**Requirement**
Reproduce the data below exactly as written. Pictures do not belong in the copy.

**Excerpts from a figure dataset**
== == ==

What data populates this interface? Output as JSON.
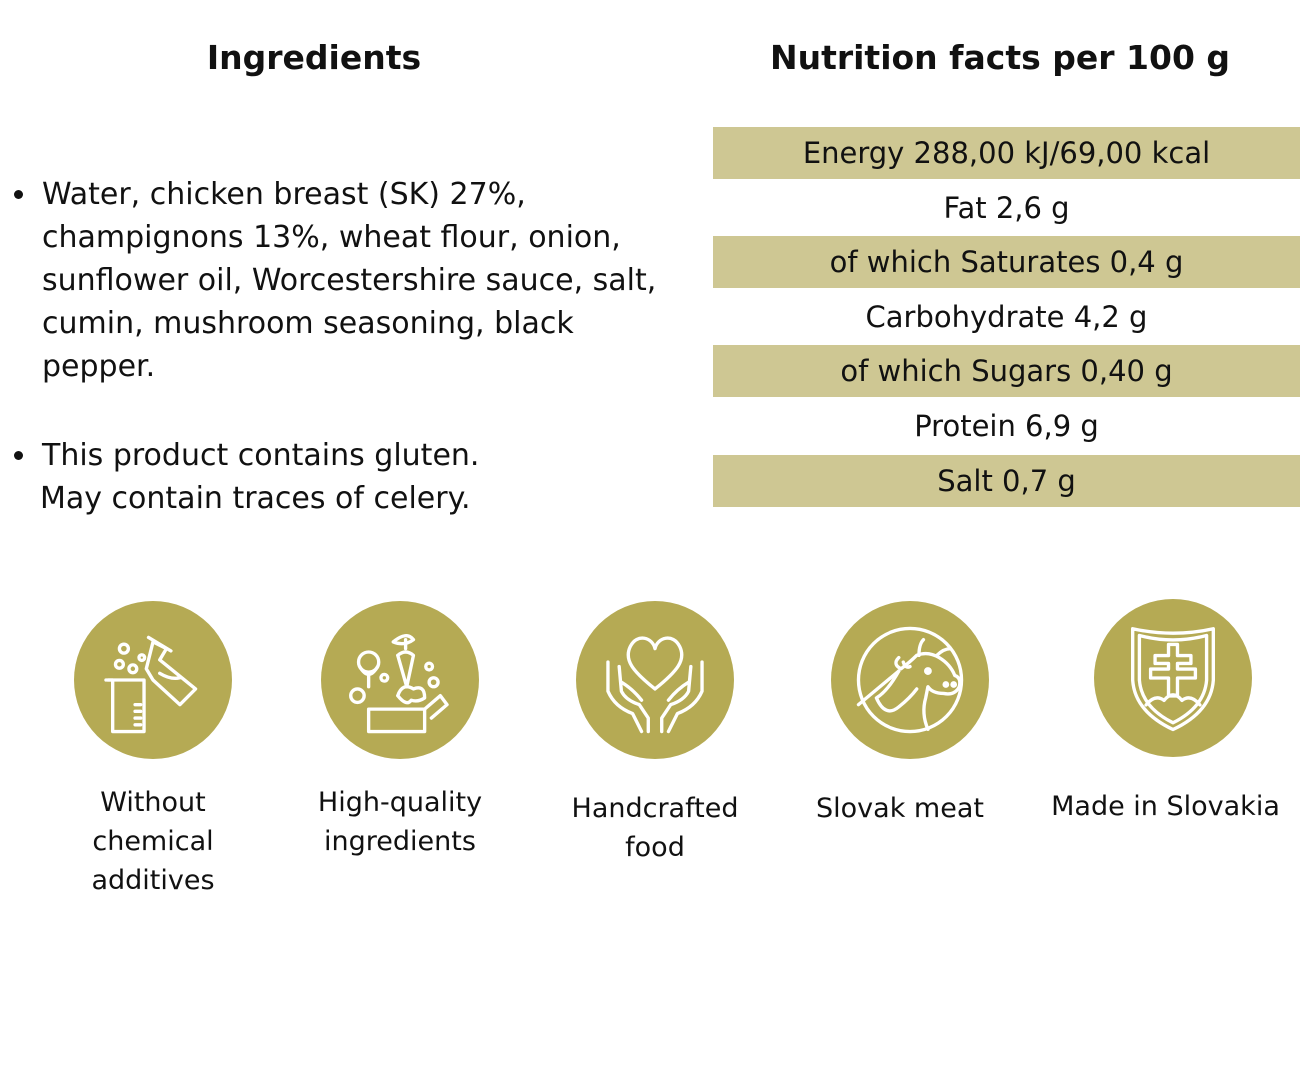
{
  "ingredients": {
    "title": "Ingredients",
    "list_text": "Water, chicken breast (SK) 27%, champignons 13%, wheat flour, onion, sunflower oil, Worcestershire sauce, salt, cumin, mushroom seasoning, black pepper.",
    "allergen_line1": "This product contains gluten.",
    "allergen_line2": "May contain traces of celery."
  },
  "nutrition": {
    "title": "Nutrition facts per 100 g",
    "rows": [
      "Energy 288,00 kJ/69,00 kcal",
      "Fat 2,6 g",
      "of which Saturates 0,4 g",
      "Carbohydrate 4,2 g",
      "of which Sugars 0,40 g",
      "Protein 6,9 g",
      "Salt 0,7 g"
    ],
    "row_color": "#cec793"
  },
  "badges": [
    {
      "icon": "lab-flask-icon",
      "label": "Without\nchemical\n additives"
    },
    {
      "icon": "vegetables-box-icon",
      "label": "High-quality\n ingredients"
    },
    {
      "icon": "heart-hands-icon",
      "label": "Handcrafted\nfood"
    },
    {
      "icon": "cow-icon",
      "label": "Slovak meat"
    },
    {
      "icon": "slovak-shield-icon",
      "label": "Made in Slovakia"
    }
  ],
  "colors": {
    "badge_circle": "#b5aa54",
    "icon_stroke": "#ffffff",
    "text": "#111111"
  }
}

== == ==

**Response area**
What data populates this interface? Output as JSON.
{
  "ingredients": {
    "title": "Ingredients",
    "list_text": "Water, chicken breast (SK) 27%, champignons 13%, wheat flour, onion, sunflower oil, Worcestershire sauce, salt, cumin, mushroom seasoning, black pepper.",
    "allergen_line1": "This product contains gluten.",
    "allergen_line2": "May contain traces of celery."
  },
  "nutrition": {
    "title": "Nutrition facts per 100 g",
    "rows": [
      "Energy 288,00 kJ/69,00 kcal",
      "Fat 2,6 g",
      "of which Saturates 0,4 g",
      "Carbohydrate 4,2 g",
      "of which Sugars 0,40 g",
      "Protein 6,9 g",
      "Salt 0,7 g"
    ],
    "row_color": "#cec793"
  },
  "badges": [
    {
      "icon": "lab-flask-icon",
      "label": "Without\nchemical\n additives"
    },
    {
      "icon": "vegetables-box-icon",
      "label": "High-quality\n ingredients"
    },
    {
      "icon": "heart-hands-icon",
      "label": "Handcrafted\nfood"
    },
    {
      "icon": "cow-icon",
      "label": "Slovak meat"
    },
    {
      "icon": "slovak-shield-icon",
      "label": "Made in Slovakia"
    }
  ],
  "colors": {
    "badge_circle": "#b5aa54",
    "icon_stroke": "#ffffff",
    "text": "#111111"
  }
}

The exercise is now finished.